* Begin RAW RECORDS *

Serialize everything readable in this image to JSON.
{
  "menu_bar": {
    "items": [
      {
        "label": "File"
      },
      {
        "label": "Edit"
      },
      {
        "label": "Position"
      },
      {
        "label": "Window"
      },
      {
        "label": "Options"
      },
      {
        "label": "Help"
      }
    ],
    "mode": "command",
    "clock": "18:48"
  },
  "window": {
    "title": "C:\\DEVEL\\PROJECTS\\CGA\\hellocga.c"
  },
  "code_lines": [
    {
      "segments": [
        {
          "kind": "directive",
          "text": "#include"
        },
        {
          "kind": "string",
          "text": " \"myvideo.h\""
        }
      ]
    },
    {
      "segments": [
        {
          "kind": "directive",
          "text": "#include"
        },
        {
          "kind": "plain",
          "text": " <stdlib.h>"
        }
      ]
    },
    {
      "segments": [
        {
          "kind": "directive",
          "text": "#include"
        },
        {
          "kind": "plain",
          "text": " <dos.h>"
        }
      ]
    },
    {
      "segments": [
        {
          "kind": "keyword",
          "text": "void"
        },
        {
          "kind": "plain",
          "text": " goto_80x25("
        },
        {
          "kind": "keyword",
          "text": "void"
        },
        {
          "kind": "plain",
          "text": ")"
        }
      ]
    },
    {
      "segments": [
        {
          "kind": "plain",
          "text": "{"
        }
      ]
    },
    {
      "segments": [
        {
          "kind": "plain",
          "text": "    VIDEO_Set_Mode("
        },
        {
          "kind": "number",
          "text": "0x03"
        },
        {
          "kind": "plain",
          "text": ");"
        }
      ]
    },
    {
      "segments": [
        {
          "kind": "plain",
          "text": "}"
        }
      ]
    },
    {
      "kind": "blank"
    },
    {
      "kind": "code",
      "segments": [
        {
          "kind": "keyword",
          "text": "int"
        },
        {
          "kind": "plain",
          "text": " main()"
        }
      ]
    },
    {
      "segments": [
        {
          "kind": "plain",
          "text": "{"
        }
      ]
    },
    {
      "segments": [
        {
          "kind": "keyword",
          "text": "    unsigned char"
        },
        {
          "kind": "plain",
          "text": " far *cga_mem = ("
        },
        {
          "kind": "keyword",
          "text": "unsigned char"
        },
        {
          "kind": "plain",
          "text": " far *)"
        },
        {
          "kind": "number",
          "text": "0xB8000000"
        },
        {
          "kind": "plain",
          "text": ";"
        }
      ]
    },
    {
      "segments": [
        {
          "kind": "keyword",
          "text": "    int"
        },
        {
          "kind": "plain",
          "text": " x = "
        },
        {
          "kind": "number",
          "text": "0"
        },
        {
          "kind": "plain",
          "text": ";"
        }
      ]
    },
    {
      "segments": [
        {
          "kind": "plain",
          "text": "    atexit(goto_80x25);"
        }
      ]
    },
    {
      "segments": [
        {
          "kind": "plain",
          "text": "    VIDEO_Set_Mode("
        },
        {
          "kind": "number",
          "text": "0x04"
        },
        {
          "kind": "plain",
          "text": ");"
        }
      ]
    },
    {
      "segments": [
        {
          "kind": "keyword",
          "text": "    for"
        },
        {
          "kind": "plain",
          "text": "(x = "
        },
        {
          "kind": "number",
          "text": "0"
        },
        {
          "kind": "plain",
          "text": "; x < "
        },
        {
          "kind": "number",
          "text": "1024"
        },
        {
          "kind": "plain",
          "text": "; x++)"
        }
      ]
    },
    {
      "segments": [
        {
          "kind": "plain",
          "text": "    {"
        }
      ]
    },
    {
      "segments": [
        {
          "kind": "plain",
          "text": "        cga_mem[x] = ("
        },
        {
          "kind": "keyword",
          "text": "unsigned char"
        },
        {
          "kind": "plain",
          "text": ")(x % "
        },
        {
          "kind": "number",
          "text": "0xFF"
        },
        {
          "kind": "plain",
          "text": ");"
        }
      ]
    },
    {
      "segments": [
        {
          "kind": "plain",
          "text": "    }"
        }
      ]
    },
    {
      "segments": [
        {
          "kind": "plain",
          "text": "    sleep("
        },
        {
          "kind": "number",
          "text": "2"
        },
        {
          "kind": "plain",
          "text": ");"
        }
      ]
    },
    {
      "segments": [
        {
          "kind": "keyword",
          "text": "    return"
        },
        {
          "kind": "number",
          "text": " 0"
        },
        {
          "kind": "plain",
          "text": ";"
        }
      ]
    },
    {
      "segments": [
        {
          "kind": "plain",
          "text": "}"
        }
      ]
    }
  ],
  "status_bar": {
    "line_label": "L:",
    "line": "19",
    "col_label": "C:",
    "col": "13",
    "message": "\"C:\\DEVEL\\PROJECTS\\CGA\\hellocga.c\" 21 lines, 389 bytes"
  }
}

* End RAW RECORDS *

TASK TO CARRY OUT:
All entries must be repeated verbatim.

WRITTEN RESPONSE:
Serialize everything readable in this image to JSON.
{
  "menu_bar": {
    "items": [
      {
        "label": "File"
      },
      {
        "label": "Edit"
      },
      {
        "label": "Position"
      },
      {
        "label": "Window"
      },
      {
        "label": "Options"
      },
      {
        "label": "Help"
      }
    ],
    "mode": "command",
    "clock": "18:48"
  },
  "window": {
    "title": "C:\\DEVEL\\PROJECTS\\CGA\\hellocga.c"
  },
  "code_lines": [
    {
      "segments": [
        {
          "kind": "directive",
          "text": "#include"
        },
        {
          "kind": "string",
          "text": " \"myvideo.h\""
        }
      ]
    },
    {
      "segments": [
        {
          "kind": "directive",
          "text": "#include"
        },
        {
          "kind": "plain",
          "text": " <stdlib.h>"
        }
      ]
    },
    {
      "segments": [
        {
          "kind": "directive",
          "text": "#include"
        },
        {
          "kind": "plain",
          "text": " <dos.h>"
        }
      ]
    },
    {
      "segments": [
        {
          "kind": "keyword",
          "text": "void"
        },
        {
          "kind": "plain",
          "text": " goto_80x25("
        },
        {
          "kind": "keyword",
          "text": "void"
        },
        {
          "kind": "plain",
          "text": ")"
        }
      ]
    },
    {
      "segments": [
        {
          "kind": "plain",
          "text": "{"
        }
      ]
    },
    {
      "segments": [
        {
          "kind": "plain",
          "text": "    VIDEO_Set_Mode("
        },
        {
          "kind": "number",
          "text": "0x03"
        },
        {
          "kind": "plain",
          "text": ");"
        }
      ]
    },
    {
      "segments": [
        {
          "kind": "plain",
          "text": "}"
        }
      ]
    },
    {
      "kind": "blank"
    },
    {
      "kind": "code",
      "segments": [
        {
          "kind": "keyword",
          "text": "int"
        },
        {
          "kind": "plain",
          "text": " main()"
        }
      ]
    },
    {
      "segments": [
        {
          "kind": "plain",
          "text": "{"
        }
      ]
    },
    {
      "segments": [
        {
          "kind": "keyword",
          "text": "    unsigned char"
        },
        {
          "kind": "plain",
          "text": " far *cga_mem = ("
        },
        {
          "kind": "keyword",
          "text": "unsigned char"
        },
        {
          "kind": "plain",
          "text": " far *)"
        },
        {
          "kind": "number",
          "text": "0xB8000000"
        },
        {
          "kind": "plain",
          "text": ";"
        }
      ]
    },
    {
      "segments": [
        {
          "kind": "keyword",
          "text": "    int"
        },
        {
          "kind": "plain",
          "text": " x = "
        },
        {
          "kind": "number",
          "text": "0"
        },
        {
          "kind": "plain",
          "text": ";"
        }
      ]
    },
    {
      "segments": [
        {
          "kind": "plain",
          "text": "    atexit(goto_80x25);"
        }
      ]
    },
    {
      "segments": [
        {
          "kind": "plain",
          "text": "    VIDEO_Set_Mode("
        },
        {
          "kind": "number",
          "text": "0x04"
        },
        {
          "kind": "plain",
          "text": ");"
        }
      ]
    },
    {
      "segments": [
        {
          "kind": "keyword",
          "text": "    for"
        },
        {
          "kind": "plain",
          "text": "(x = "
        },
        {
          "kind": "number",
          "text": "0"
        },
        {
          "kind": "plain",
          "text": "; x < "
        },
        {
          "kind": "number",
          "text": "1024"
        },
        {
          "kind": "plain",
          "text": "; x++)"
        }
      ]
    },
    {
      "segments": [
        {
          "kind": "plain",
          "text": "    {"
        }
      ]
    },
    {
      "segments": [
        {
          "kind": "plain",
          "text": "        cga_mem[x] = ("
        },
        {
          "kind": "keyword",
          "text": "unsigned char"
        },
        {
          "kind": "plain",
          "text": ")(x % "
        },
        {
          "kind": "number",
          "text": "0xFF"
        },
        {
          "kind": "plain",
          "text": ");"
        }
      ]
    },
    {
      "segments": [
        {
          "kind": "plain",
          "text": "    }"
        }
      ]
    },
    {
      "segments": [
        {
          "kind": "plain",
          "text": "    sleep("
        },
        {
          "kind": "number",
          "text": "2"
        },
        {
          "kind": "plain",
          "text": ");"
        }
      ]
    },
    {
      "segments": [
        {
          "kind": "keyword",
          "text": "    return"
        },
        {
          "kind": "number",
          "text": " 0"
        },
        {
          "kind": "plain",
          "text": ";"
        }
      ]
    },
    {
      "segments": [
        {
          "kind": "plain",
          "text": "}"
        }
      ]
    }
  ],
  "status_bar": {
    "line_label": "L:",
    "line": "19",
    "col_label": "C:",
    "col": "13",
    "message": "\"C:\\DEVEL\\PROJECTS\\CGA\\hellocga.c\" 21 lines, 389 bytes"
  }
}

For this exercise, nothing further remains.